■ **DO THIS**
In the entries, find all lines that hold the word "Impact" and copy them.

Stored entries
★ ★ ★ ★ ★ ★ ★
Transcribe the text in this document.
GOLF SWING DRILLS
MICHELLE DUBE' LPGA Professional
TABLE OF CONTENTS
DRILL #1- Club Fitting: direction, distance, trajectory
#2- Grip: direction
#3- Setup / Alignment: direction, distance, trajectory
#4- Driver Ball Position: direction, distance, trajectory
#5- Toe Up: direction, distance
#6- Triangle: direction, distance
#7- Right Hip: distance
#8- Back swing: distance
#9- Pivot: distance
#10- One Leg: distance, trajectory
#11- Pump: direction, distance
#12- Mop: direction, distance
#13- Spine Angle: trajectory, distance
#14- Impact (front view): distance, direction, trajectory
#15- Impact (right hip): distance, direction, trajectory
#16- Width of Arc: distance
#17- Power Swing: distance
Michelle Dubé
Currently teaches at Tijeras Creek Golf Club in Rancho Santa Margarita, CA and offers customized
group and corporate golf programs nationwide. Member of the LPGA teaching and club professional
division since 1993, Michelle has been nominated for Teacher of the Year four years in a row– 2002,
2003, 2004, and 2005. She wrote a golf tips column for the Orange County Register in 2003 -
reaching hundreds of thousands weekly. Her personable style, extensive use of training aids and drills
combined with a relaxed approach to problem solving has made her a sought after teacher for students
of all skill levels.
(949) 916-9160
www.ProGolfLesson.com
★ ★ ★ ★ ★ ★ ★
■ **RESULT**
#14- Impact (front view): distance, direction, trajectory
#15- Impact (right hip): distance, direction, trajectory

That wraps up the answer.